Bronmateriaal –
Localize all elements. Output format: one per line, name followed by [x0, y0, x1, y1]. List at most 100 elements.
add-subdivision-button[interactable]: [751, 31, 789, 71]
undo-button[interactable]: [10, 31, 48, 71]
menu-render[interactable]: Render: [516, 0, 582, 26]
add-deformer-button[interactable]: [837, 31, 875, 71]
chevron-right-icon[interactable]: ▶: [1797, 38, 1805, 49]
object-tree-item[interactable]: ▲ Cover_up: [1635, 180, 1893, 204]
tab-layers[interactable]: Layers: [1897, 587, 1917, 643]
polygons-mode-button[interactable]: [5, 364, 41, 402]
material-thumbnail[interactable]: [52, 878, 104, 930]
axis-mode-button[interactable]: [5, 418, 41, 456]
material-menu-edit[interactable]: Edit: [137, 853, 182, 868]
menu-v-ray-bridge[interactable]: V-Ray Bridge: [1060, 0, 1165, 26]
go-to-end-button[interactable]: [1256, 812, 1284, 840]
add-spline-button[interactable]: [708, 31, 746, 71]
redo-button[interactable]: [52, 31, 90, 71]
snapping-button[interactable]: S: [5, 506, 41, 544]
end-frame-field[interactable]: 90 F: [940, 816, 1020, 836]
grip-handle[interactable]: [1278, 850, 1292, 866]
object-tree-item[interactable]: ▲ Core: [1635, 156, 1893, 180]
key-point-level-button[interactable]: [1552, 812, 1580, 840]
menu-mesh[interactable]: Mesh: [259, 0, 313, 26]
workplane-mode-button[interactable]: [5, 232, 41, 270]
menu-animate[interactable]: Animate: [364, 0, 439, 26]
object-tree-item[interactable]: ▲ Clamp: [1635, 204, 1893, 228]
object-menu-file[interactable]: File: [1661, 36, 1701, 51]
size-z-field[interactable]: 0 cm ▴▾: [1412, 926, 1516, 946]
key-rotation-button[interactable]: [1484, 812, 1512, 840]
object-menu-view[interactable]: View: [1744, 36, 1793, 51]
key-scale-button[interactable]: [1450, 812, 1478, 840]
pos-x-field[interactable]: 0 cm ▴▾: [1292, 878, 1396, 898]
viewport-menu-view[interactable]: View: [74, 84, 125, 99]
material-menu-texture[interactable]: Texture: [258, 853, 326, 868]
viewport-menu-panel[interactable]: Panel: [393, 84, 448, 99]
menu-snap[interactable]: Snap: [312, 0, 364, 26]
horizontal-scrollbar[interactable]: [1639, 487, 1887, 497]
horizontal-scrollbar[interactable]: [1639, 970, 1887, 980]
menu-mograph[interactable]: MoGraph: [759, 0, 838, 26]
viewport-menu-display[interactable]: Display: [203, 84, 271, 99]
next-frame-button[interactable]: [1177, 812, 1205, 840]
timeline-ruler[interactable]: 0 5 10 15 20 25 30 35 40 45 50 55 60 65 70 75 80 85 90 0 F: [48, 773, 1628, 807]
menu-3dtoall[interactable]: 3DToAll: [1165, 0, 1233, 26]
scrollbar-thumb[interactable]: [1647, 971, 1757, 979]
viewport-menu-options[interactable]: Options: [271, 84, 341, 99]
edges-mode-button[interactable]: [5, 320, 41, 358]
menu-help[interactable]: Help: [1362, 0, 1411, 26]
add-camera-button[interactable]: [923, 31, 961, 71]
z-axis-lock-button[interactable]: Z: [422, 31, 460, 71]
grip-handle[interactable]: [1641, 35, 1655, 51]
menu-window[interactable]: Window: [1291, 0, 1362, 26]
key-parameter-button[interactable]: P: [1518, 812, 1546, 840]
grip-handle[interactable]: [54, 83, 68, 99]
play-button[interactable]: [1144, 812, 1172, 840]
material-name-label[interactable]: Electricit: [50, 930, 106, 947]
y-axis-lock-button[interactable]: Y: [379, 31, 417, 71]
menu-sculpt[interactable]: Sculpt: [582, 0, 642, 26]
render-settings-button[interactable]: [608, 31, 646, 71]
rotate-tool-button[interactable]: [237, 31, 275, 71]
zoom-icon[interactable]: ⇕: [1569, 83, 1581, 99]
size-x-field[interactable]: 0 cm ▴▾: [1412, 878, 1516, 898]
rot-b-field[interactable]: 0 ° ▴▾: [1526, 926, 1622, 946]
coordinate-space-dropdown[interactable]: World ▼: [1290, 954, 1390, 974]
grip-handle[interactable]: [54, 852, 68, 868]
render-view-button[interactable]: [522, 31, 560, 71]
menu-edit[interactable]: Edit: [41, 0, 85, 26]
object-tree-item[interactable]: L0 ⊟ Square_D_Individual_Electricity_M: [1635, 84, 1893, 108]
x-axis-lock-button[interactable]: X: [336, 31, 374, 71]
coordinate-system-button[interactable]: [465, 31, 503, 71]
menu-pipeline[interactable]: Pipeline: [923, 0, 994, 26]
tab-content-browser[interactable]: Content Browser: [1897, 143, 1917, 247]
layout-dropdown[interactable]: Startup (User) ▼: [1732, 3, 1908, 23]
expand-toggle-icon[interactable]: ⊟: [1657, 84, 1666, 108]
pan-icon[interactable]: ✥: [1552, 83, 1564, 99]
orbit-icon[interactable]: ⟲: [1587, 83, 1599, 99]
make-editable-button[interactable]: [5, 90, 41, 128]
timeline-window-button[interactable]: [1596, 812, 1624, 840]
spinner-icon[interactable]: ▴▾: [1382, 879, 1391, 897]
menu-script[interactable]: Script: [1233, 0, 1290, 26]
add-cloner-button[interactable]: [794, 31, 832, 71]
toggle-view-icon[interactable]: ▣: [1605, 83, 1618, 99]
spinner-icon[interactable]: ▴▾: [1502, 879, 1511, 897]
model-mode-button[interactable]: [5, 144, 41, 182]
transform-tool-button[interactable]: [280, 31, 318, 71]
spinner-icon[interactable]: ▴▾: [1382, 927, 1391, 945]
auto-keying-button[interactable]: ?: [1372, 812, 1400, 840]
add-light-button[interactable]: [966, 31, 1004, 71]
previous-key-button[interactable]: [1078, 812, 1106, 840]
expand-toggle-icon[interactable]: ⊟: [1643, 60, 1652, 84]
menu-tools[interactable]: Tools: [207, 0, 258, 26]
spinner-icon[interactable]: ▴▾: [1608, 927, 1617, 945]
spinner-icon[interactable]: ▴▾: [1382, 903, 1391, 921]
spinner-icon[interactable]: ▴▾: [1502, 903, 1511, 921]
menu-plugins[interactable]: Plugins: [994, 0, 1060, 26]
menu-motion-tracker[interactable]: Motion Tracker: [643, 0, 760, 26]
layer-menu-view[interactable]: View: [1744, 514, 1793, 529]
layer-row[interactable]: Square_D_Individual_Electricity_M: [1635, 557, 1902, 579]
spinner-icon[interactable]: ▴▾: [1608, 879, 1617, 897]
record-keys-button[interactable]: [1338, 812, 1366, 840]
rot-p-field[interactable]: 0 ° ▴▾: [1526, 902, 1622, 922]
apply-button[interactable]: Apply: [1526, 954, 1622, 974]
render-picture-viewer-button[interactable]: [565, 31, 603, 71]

Werkinstructies – Neem alle regels uit de records hierboven ongewijzigd over, zonder iets weg te laten of toe te voegen.

Antwoord –
Localize all elements. Output format: one per line, name followed by [x0, y0, x1, y1]. List at most 100 elements.
add-subdivision-button[interactable]: [751, 31, 789, 71]
undo-button[interactable]: [10, 31, 48, 71]
menu-render[interactable]: Render: [516, 0, 582, 26]
add-deformer-button[interactable]: [837, 31, 875, 71]
chevron-right-icon[interactable]: ▶: [1797, 38, 1805, 49]
object-tree-item[interactable]: ▲ Cover_up: [1635, 180, 1893, 204]
tab-layers[interactable]: Layers: [1897, 587, 1917, 643]
polygons-mode-button[interactable]: [5, 364, 41, 402]
material-thumbnail[interactable]: [52, 878, 104, 930]
axis-mode-button[interactable]: [5, 418, 41, 456]
material-menu-edit[interactable]: Edit: [137, 853, 182, 868]
menu-v-ray-bridge[interactable]: V-Ray Bridge: [1060, 0, 1165, 26]
go-to-end-button[interactable]: [1256, 812, 1284, 840]
add-spline-button[interactable]: [708, 31, 746, 71]
redo-button[interactable]: [52, 31, 90, 71]
snapping-button[interactable]: S: [5, 506, 41, 544]
end-frame-field[interactable]: 90 F: [940, 816, 1020, 836]
grip-handle[interactable]: [1278, 850, 1292, 866]
object-tree-item[interactable]: ▲ Core: [1635, 156, 1893, 180]
key-point-level-button[interactable]: [1552, 812, 1580, 840]
menu-mesh[interactable]: Mesh: [259, 0, 313, 26]
workplane-mode-button[interactable]: [5, 232, 41, 270]
menu-animate[interactable]: Animate: [364, 0, 439, 26]
object-tree-item[interactable]: ▲ Clamp: [1635, 204, 1893, 228]
object-menu-file[interactable]: File: [1661, 36, 1701, 51]
size-z-field[interactable]: 0 cm ▴▾: [1412, 926, 1516, 946]
key-rotation-button[interactable]: [1484, 812, 1512, 840]
object-menu-view[interactable]: View: [1744, 36, 1793, 51]
key-scale-button[interactable]: [1450, 812, 1478, 840]
pos-x-field[interactable]: 0 cm ▴▾: [1292, 878, 1396, 898]
viewport-menu-view[interactable]: View: [74, 84, 125, 99]
material-menu-texture[interactable]: Texture: [258, 853, 326, 868]
viewport-menu-panel[interactable]: Panel: [393, 84, 448, 99]
menu-snap[interactable]: Snap: [312, 0, 364, 26]
horizontal-scrollbar[interactable]: [1639, 487, 1887, 497]
horizontal-scrollbar[interactable]: [1639, 970, 1887, 980]
menu-mograph[interactable]: MoGraph: [759, 0, 838, 26]
viewport-menu-display[interactable]: Display: [203, 84, 271, 99]
next-frame-button[interactable]: [1177, 812, 1205, 840]
timeline-ruler[interactable]: 0 5 10 15 20 25 30 35 40 45 50 55 60 65 70 75 80 85 90 0 F: [48, 773, 1628, 807]
menu-3dtoall[interactable]: 3DToAll: [1165, 0, 1233, 26]
scrollbar-thumb[interactable]: [1647, 971, 1757, 979]
viewport-menu-options[interactable]: Options: [271, 84, 341, 99]
edges-mode-button[interactable]: [5, 320, 41, 358]
menu-help[interactable]: Help: [1362, 0, 1411, 26]
add-camera-button[interactable]: [923, 31, 961, 71]
z-axis-lock-button[interactable]: Z: [422, 31, 460, 71]
grip-handle[interactable]: [1641, 35, 1655, 51]
menu-window[interactable]: Window: [1291, 0, 1362, 26]
key-parameter-button[interactable]: P: [1518, 812, 1546, 840]
grip-handle[interactable]: [54, 83, 68, 99]
play-button[interactable]: [1144, 812, 1172, 840]
material-name-label[interactable]: Electricit: [50, 930, 106, 947]
y-axis-lock-button[interactable]: Y: [379, 31, 417, 71]
menu-sculpt[interactable]: Sculpt: [582, 0, 642, 26]
render-settings-button[interactable]: [608, 31, 646, 71]
rotate-tool-button[interactable]: [237, 31, 275, 71]
zoom-icon[interactable]: ⇕: [1569, 83, 1581, 99]
size-x-field[interactable]: 0 cm ▴▾: [1412, 878, 1516, 898]
rot-b-field[interactable]: 0 ° ▴▾: [1526, 926, 1622, 946]
coordinate-space-dropdown[interactable]: World ▼: [1290, 954, 1390, 974]
grip-handle[interactable]: [54, 852, 68, 868]
render-view-button[interactable]: [522, 31, 560, 71]
menu-edit[interactable]: Edit: [41, 0, 85, 26]
object-tree-item[interactable]: L0 ⊟ Square_D_Individual_Electricity_M: [1635, 84, 1893, 108]
x-axis-lock-button[interactable]: X: [336, 31, 374, 71]
coordinate-system-button[interactable]: [465, 31, 503, 71]
menu-pipeline[interactable]: Pipeline: [923, 0, 994, 26]
tab-content-browser[interactable]: Content Browser: [1897, 143, 1917, 247]
layout-dropdown[interactable]: Startup (User) ▼: [1732, 3, 1908, 23]
expand-toggle-icon[interactable]: ⊟: [1657, 84, 1666, 108]
pan-icon[interactable]: ✥: [1552, 83, 1564, 99]
orbit-icon[interactable]: ⟲: [1587, 83, 1599, 99]
make-editable-button[interactable]: [5, 90, 41, 128]
timeline-window-button[interactable]: [1596, 812, 1624, 840]
spinner-icon[interactable]: ▴▾: [1382, 879, 1391, 897]
menu-script[interactable]: Script: [1233, 0, 1290, 26]
add-cloner-button[interactable]: [794, 31, 832, 71]
toggle-view-icon[interactable]: ▣: [1605, 83, 1618, 99]
spinner-icon[interactable]: ▴▾: [1502, 879, 1511, 897]
model-mode-button[interactable]: [5, 144, 41, 182]
transform-tool-button[interactable]: [280, 31, 318, 71]
spinner-icon[interactable]: ▴▾: [1382, 927, 1391, 945]
auto-keying-button[interactable]: ?: [1372, 812, 1400, 840]
add-light-button[interactable]: [966, 31, 1004, 71]
previous-key-button[interactable]: [1078, 812, 1106, 840]
expand-toggle-icon[interactable]: ⊟: [1643, 60, 1652, 84]
menu-tools[interactable]: Tools: [207, 0, 258, 26]
spinner-icon[interactable]: ▴▾: [1608, 927, 1617, 945]
spinner-icon[interactable]: ▴▾: [1382, 903, 1391, 921]
spinner-icon[interactable]: ▴▾: [1502, 903, 1511, 921]
menu-plugins[interactable]: Plugins: [994, 0, 1060, 26]
menu-motion-tracker[interactable]: Motion Tracker: [643, 0, 760, 26]
layer-menu-view[interactable]: View: [1744, 514, 1793, 529]
layer-row[interactable]: Square_D_Individual_Electricity_M: [1635, 557, 1902, 579]
spinner-icon[interactable]: ▴▾: [1608, 879, 1617, 897]
record-keys-button[interactable]: [1338, 812, 1366, 840]
rot-p-field[interactable]: 0 ° ▴▾: [1526, 902, 1622, 922]
apply-button[interactable]: Apply: [1526, 954, 1622, 974]
render-picture-viewer-button[interactable]: [565, 31, 603, 71]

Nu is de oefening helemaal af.